Wherever the word "föreningens" turns up in a line of the entries, copy that line.
══════════
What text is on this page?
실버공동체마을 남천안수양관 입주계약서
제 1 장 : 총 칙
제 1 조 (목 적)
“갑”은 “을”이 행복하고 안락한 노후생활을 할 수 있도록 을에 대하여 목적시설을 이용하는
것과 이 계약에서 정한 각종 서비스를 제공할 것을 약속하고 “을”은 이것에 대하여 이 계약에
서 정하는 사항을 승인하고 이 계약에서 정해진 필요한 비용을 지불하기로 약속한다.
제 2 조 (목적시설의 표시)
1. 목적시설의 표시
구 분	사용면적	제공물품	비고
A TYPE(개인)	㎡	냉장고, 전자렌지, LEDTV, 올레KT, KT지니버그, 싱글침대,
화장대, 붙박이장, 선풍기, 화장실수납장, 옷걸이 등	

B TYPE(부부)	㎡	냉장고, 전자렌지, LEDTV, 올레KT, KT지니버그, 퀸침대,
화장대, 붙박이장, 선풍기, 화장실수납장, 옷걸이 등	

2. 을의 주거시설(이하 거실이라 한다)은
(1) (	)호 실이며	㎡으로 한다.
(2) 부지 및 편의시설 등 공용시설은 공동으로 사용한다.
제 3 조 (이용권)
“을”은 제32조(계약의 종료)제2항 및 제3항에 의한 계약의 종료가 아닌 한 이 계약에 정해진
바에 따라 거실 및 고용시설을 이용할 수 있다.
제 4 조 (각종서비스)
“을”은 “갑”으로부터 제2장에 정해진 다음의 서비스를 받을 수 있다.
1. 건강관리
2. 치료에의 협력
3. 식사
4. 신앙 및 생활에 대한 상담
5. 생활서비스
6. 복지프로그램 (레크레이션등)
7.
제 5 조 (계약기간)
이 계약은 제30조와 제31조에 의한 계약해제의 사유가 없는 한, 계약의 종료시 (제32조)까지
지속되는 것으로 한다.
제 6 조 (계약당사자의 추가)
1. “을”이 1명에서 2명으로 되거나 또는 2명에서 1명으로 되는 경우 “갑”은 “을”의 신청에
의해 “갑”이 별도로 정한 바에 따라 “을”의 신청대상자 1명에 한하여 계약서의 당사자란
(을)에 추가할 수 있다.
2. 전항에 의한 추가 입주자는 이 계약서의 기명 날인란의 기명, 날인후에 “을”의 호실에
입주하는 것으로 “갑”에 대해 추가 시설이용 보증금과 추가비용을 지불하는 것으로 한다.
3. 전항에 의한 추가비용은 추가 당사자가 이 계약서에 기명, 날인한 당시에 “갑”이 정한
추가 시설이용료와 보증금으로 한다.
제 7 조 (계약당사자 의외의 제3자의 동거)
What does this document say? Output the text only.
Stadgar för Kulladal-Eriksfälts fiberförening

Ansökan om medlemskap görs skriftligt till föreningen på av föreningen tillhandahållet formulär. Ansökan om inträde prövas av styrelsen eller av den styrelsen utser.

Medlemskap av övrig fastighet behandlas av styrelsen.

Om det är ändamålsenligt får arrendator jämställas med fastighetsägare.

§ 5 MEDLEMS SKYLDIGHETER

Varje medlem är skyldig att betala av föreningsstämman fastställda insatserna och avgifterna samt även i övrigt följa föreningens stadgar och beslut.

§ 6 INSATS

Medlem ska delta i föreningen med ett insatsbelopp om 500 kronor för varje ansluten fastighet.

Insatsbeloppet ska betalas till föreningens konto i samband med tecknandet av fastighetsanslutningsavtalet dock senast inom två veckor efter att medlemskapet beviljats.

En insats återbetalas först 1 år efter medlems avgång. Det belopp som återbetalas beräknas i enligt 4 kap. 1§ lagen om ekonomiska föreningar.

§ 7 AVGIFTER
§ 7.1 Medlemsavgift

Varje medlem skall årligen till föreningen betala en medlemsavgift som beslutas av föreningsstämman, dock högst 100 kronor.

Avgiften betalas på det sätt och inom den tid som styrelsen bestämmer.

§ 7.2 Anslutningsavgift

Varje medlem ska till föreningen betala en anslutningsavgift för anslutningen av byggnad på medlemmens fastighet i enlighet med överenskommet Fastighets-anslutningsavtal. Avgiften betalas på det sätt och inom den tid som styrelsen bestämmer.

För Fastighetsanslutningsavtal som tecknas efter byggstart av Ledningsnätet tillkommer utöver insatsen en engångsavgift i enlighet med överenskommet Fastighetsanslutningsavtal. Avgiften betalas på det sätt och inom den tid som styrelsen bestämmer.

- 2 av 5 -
══════════
• Right answer:
Varje medlem är skyldig att betala av föreningsstämman fastställda insatserna och avgifterna samt även i övrigt följa föreningens stadgar och beslut.
Insatsbeloppet ska betalas till föreningens konto i samband med tecknandet av fastighetsanslutningsavtalet dock senast inom två veckor efter att medlemskapet beviljats.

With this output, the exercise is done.